**RECORDS PROVIDED**
^^^^

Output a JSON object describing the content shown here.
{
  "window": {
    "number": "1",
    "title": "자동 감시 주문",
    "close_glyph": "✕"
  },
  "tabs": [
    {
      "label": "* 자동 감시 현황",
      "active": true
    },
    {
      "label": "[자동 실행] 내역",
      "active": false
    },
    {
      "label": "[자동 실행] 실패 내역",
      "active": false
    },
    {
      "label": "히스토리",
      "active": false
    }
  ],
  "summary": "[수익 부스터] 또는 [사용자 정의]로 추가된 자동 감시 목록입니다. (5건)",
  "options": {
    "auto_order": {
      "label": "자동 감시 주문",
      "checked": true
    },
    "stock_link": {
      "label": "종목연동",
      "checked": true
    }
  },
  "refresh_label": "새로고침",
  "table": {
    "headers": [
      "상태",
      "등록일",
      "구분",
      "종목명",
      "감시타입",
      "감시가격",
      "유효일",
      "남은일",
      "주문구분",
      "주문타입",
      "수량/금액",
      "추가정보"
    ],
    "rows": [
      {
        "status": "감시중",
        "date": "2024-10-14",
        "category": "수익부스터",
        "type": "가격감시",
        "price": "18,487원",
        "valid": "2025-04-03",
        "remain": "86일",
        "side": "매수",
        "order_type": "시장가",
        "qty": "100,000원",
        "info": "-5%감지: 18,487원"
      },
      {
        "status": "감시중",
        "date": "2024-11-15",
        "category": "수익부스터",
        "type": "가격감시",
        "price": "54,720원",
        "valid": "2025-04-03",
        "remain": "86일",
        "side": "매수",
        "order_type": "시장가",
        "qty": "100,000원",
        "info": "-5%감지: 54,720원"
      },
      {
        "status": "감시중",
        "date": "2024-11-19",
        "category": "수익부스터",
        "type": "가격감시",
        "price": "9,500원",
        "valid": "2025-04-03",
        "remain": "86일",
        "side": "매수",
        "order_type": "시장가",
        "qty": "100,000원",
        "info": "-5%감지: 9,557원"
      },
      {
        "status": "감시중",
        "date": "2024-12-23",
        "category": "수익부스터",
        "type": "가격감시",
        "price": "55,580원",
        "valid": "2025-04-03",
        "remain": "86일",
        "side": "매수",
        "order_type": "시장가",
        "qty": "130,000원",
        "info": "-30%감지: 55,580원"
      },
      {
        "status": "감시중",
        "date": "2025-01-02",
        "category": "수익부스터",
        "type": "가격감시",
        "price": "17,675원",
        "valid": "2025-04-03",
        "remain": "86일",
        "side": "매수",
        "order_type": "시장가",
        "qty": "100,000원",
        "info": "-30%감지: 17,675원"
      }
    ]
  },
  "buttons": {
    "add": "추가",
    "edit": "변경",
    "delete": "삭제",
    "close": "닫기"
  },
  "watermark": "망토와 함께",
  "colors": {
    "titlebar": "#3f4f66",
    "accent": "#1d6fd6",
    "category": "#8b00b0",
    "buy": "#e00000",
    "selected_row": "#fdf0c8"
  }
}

^^^^

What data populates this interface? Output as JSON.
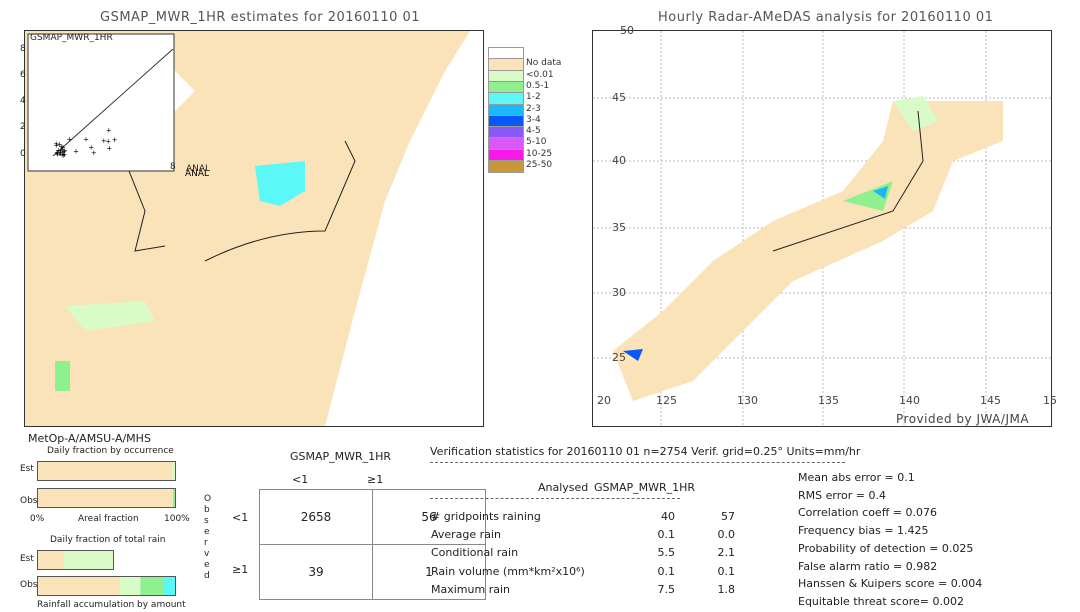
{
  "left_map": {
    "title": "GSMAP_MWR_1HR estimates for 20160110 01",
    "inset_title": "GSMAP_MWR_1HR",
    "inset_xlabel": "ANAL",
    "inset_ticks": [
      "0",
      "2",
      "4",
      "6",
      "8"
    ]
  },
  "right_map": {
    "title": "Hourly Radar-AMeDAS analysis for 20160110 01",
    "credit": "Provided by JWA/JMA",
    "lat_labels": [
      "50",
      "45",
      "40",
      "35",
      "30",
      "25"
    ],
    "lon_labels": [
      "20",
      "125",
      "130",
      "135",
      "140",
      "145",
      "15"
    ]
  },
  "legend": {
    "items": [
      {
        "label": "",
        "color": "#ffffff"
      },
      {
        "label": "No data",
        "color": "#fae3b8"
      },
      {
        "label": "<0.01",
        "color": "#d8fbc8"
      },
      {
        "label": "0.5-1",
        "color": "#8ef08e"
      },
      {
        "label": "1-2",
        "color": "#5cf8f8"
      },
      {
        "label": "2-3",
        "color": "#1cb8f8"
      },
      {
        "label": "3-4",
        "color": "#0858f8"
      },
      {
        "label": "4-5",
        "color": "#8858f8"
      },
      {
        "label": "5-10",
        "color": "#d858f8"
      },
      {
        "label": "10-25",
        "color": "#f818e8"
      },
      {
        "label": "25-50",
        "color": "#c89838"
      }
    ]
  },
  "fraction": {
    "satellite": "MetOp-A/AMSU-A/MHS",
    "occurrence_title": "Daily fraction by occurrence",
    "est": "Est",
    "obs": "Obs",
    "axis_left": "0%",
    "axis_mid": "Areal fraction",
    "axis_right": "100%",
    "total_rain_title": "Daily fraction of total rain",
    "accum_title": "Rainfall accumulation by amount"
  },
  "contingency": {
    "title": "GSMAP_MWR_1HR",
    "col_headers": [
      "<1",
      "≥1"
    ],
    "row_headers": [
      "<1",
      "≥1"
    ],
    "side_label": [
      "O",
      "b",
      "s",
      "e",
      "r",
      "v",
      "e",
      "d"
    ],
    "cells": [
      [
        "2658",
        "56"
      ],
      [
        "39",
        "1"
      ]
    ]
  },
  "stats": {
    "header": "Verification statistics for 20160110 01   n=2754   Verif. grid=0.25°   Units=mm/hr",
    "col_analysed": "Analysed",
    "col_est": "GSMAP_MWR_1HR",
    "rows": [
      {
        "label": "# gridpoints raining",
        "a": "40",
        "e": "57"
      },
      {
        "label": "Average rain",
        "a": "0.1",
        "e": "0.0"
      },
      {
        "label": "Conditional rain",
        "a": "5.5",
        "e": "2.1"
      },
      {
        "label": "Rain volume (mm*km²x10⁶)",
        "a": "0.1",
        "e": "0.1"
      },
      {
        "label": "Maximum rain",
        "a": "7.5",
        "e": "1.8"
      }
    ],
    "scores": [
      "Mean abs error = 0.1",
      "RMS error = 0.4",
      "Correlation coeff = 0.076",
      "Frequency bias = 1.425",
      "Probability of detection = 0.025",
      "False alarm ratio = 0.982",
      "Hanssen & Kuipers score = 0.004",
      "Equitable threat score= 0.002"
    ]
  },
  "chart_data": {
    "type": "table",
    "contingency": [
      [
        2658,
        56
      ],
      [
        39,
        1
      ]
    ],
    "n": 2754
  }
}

^^^^

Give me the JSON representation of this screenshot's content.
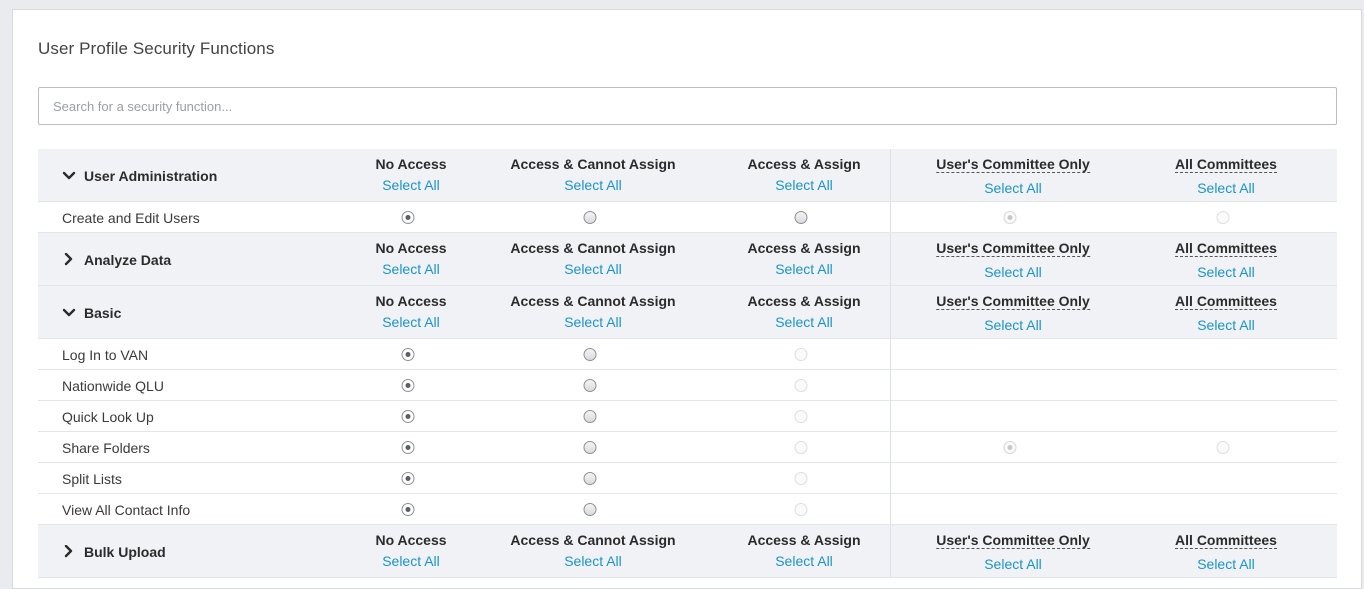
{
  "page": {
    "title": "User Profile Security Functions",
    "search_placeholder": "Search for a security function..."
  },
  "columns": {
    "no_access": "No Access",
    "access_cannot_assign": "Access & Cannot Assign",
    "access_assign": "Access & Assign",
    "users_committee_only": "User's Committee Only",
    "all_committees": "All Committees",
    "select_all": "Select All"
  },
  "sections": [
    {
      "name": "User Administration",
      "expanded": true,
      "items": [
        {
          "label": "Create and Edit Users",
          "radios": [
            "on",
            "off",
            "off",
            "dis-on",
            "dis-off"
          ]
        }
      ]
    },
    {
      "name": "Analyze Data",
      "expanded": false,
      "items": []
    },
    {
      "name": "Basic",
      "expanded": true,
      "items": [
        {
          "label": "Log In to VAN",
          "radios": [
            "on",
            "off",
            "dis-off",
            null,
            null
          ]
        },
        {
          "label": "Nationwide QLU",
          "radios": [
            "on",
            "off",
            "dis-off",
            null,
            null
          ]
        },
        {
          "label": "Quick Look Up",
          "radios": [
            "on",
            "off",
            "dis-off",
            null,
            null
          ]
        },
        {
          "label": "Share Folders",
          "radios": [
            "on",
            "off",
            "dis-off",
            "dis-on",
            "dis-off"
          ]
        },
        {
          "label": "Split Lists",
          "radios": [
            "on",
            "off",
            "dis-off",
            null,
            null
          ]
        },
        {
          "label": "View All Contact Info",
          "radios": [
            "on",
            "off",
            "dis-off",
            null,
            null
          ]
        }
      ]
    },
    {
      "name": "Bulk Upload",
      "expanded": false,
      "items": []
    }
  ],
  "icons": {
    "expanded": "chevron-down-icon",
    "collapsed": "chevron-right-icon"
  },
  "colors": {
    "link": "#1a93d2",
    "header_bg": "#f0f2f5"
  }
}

^^^^

**EXERCISE AIM**
In the listing above, find the lines holding the word "content" and copy them.

**THE RESULT**
Output a JSON object describing the content shown here.
Give me the JSON representation of this screenshot's content.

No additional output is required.